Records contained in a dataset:
───

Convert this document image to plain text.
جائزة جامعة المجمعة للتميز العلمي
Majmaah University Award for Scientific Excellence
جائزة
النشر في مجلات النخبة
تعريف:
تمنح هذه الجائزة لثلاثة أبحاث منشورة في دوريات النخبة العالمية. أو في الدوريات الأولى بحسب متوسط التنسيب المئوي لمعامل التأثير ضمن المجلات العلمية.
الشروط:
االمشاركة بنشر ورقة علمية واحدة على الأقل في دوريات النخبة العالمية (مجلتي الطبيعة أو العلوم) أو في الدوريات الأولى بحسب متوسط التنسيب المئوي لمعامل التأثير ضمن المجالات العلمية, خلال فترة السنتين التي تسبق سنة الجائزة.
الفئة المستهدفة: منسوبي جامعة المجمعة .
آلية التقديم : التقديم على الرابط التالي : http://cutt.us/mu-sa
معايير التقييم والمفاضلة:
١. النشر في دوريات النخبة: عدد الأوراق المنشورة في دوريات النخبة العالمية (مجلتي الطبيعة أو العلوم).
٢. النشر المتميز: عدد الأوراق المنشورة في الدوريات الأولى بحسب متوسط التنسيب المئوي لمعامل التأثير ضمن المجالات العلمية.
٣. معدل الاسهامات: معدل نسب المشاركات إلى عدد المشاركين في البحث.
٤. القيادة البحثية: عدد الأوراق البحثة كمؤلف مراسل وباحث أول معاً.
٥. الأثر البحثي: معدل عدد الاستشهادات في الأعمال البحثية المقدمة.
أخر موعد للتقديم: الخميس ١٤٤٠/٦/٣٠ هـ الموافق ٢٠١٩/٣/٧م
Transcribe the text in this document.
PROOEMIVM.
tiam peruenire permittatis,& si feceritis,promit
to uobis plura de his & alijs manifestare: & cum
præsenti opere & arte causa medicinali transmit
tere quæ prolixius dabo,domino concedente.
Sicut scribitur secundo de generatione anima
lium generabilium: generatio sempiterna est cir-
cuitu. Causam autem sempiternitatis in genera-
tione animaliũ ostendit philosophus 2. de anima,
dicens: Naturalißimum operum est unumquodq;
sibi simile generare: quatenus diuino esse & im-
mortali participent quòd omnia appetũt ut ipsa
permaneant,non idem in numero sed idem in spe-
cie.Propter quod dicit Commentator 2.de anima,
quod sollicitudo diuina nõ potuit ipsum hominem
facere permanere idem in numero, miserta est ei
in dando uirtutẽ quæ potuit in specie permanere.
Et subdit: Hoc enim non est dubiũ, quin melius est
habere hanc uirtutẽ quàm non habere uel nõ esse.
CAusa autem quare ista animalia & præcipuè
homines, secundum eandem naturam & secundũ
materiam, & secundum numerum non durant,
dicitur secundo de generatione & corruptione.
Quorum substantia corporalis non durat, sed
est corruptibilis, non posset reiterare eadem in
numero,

───

What needs to be done: Everything in the listing above should be restated exactly.

Answer to the problem:
Convert this document image to plain text.
جائزة جامعة المجمعة للتميز العلمي
Majmaah University Award for Scientific Excellence
جائزة
النشر في مجلات النخبة
تعريف:
تمنح هذه الجائزة لثلاثة أبحاث منشورة في دوريات النخبة العالمية. أو في الدوريات الأولى بحسب متوسط التنسيب المئوي لمعامل التأثير ضمن المجلات العلمية.
الشروط:
االمشاركة بنشر ورقة علمية واحدة على الأقل في دوريات النخبة العالمية (مجلتي الطبيعة أو العلوم) أو في الدوريات الأولى بحسب متوسط التنسيب المئوي لمعامل التأثير ضمن المجالات العلمية, خلال فترة السنتين التي تسبق سنة الجائزة.
الفئة المستهدفة: منسوبي جامعة المجمعة .
آلية التقديم : التقديم على الرابط التالي : http://cutt.us/mu-sa
معايير التقييم والمفاضلة:
١. النشر في دوريات النخبة: عدد الأوراق المنشورة في دوريات النخبة العالمية (مجلتي الطبيعة أو العلوم).
٢. النشر المتميز: عدد الأوراق المنشورة في الدوريات الأولى بحسب متوسط التنسيب المئوي لمعامل التأثير ضمن المجالات العلمية.
٣. معدل الاسهامات: معدل نسب المشاركات إلى عدد المشاركين في البحث.
٤. القيادة البحثية: عدد الأوراق البحثة كمؤلف مراسل وباحث أول معاً.
٥. الأثر البحثي: معدل عدد الاستشهادات في الأعمال البحثية المقدمة.
أخر موعد للتقديم: الخميس ١٤٤٠/٦/٣٠ هـ الموافق ٢٠١٩/٣/٧م
Transcribe the text in this document.
PROOEMIVM.
tiam peruenire permittatis,& si feceritis,promit
to uobis plura de his & alijs manifestare: & cum
præsenti opere & arte causa medicinali transmit
tere quæ prolixius dabo,domino concedente.
Sicut scribitur secundo de generatione anima
lium generabilium: generatio sempiterna est cir-
cuitu. Causam autem sempiternitatis in genera-
tione animaliũ ostendit philosophus 2. de anima,
dicens: Naturalißimum operum est unumquodq;
sibi simile generare: quatenus diuino esse & im-
mortali participent quòd omnia appetũt ut ipsa
permaneant,non idem in numero sed idem in spe-
cie.Propter quod dicit Commentator 2.de anima,
quod sollicitudo diuina nõ potuit ipsum hominem
facere permanere idem in numero, miserta est ei
in dando uirtutẽ quæ potuit in specie permanere.
Et subdit: Hoc enim non est dubiũ, quin melius est
habere hanc uirtutẽ quàm non habere uel nõ esse.
CAusa autem quare ista animalia & præcipuè
homines, secundum eandem naturam & secundũ
materiam, & secundum numerum non durant,
dicitur secundo de generatione & corruptione.
Quorum substantia corporalis non durat, sed
est corruptibilis, non posset reiterare eadem in
numero,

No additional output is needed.